(WHAT IS BEING ASKED):
Quote every line of the data below as it stands, omitting pictures.

(SUPPLIED MATERIAL):
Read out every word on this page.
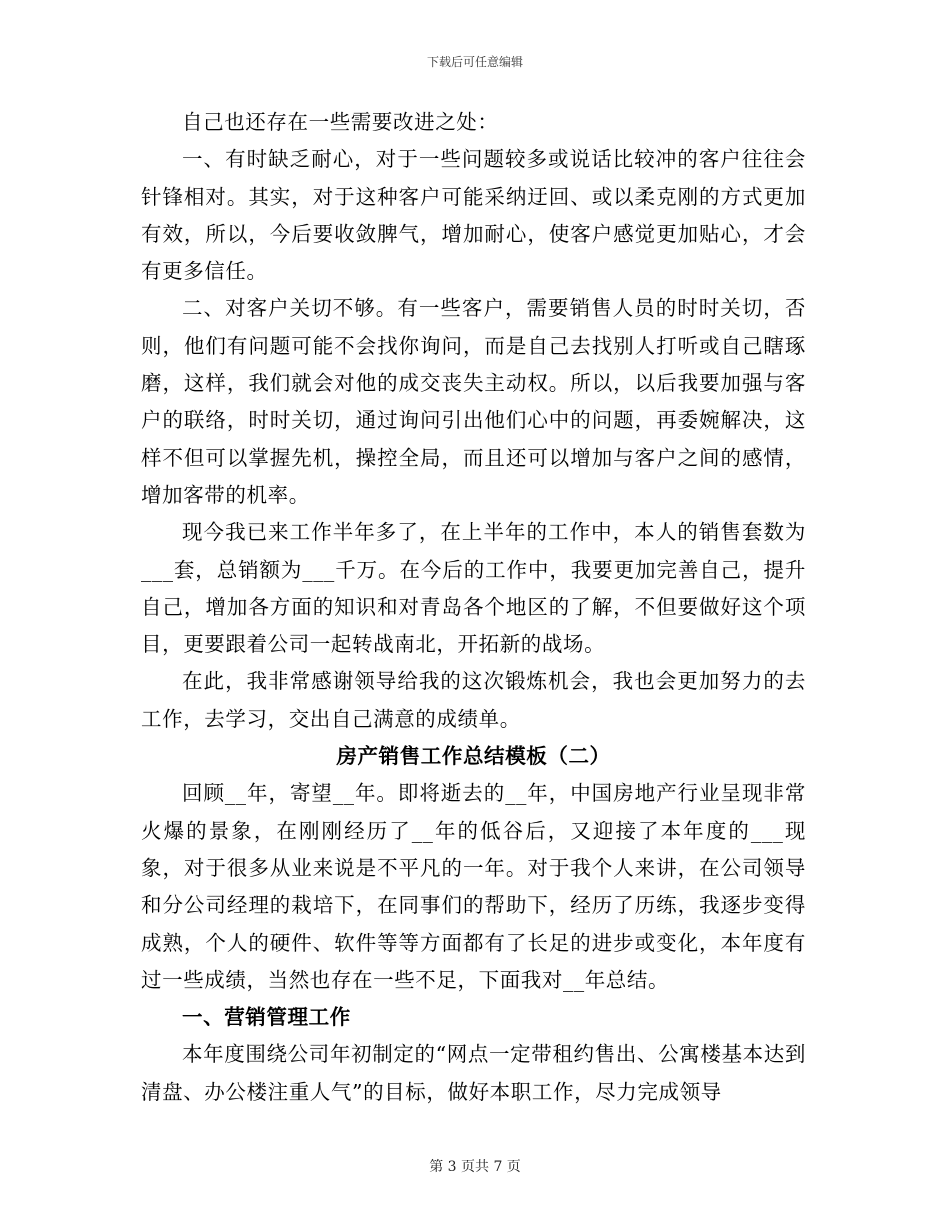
下载后可任意编辑

自己也还存在一些需要改进之处：

一、有时缺乏耐心，对于一些问题较多或说话比较冲的客户往往会针锋相对。其实，对于这种客户可能采纳迂回、或以柔克刚的方式更加有效，所以，今后要收敛脾气，增加耐心，使客户感觉更加贴心，才会有更多信任。

二、对客户关切不够。有一些客户，需要销售人员的时时关切，否则，他们有问题可能不会找你询问，而是自己去找别人打听或自己瞎琢磨，这样，我们就会对他的成交丧失主动权。所以，以后我要加强与客户的联络，时时关切，通过询问引出他们心中的问题，再委婉解决，这样不但可以掌握先机，操控全局，而且还可以增加与客户之间的感情，增加客带的机率。

现今我已来工作半年多了，在上半年的工作中，本人的销售套数为___套，总销额为___千万。在今后的工作中，我要更加完善自己，提升自己，增加各方面的知识和对青岛各个地区的了解，不但要做好这个项目，更要跟着公司一起转战南北，开拓新的战场。

在此，我非常感谢领导给我的这次锻炼机会，我也会更加努力的去工作，去学习，交出自己满意的成绩单。

房产销售工作总结模板（二）

回顾__年，寄望__年。即将逝去的__年，中国房地产行业呈现非常火爆的景象，在刚刚经历了__年的低谷后，又迎接了本年度的___现象，对于很多从业来说是不平凡的一年。对于我个人来讲，在公司领导和分公司经理的栽培下，在同事们的帮助下，经历了历练，我逐步变得成熟，个人的硬件、软件等等方面都有了长足的进步或变化，本年度有过一些成绩，当然也存在一些不足，下面我对__年总结。

一、营销管理工作

本年度围绕公司年初制定的“网点一定带租约售出、公寓楼基本达到清盘、办公楼注重人气”的目标，做好本职工作，尽力完成领导

第 3 页共 7 页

(CORRECT ANSWER):
Read out every word on this page.
下载后可任意编辑

自己也还存在一些需要改进之处：

一、有时缺乏耐心，对于一些问题较多或说话比较冲的客户往往会针锋相对。其实，对于这种客户可能采纳迂回、或以柔克刚的方式更加有效，所以，今后要收敛脾气，增加耐心，使客户感觉更加贴心，才会有更多信任。

二、对客户关切不够。有一些客户，需要销售人员的时时关切，否则，他们有问题可能不会找你询问，而是自己去找别人打听或自己瞎琢磨，这样，我们就会对他的成交丧失主动权。所以，以后我要加强与客户的联络，时时关切，通过询问引出他们心中的问题，再委婉解决，这样不但可以掌握先机，操控全局，而且还可以增加与客户之间的感情，增加客带的机率。

现今我已来工作半年多了，在上半年的工作中，本人的销售套数为___套，总销额为___千万。在今后的工作中，我要更加完善自己，提升自己，增加各方面的知识和对青岛各个地区的了解，不但要做好这个项目，更要跟着公司一起转战南北，开拓新的战场。

在此，我非常感谢领导给我的这次锻炼机会，我也会更加努力的去工作，去学习，交出自己满意的成绩单。

房产销售工作总结模板（二）

回顾__年，寄望__年。即将逝去的__年，中国房地产行业呈现非常火爆的景象，在刚刚经历了__年的低谷后，又迎接了本年度的___现象，对于很多从业来说是不平凡的一年。对于我个人来讲，在公司领导和分公司经理的栽培下，在同事们的帮助下，经历了历练，我逐步变得成熟，个人的硬件、软件等等方面都有了长足的进步或变化，本年度有过一些成绩，当然也存在一些不足，下面我对__年总结。

一、营销管理工作

本年度围绕公司年初制定的“网点一定带租约售出、公寓楼基本达到清盘、办公楼注重人气”的目标，做好本职工作，尽力完成领导

第 3 页共 7 页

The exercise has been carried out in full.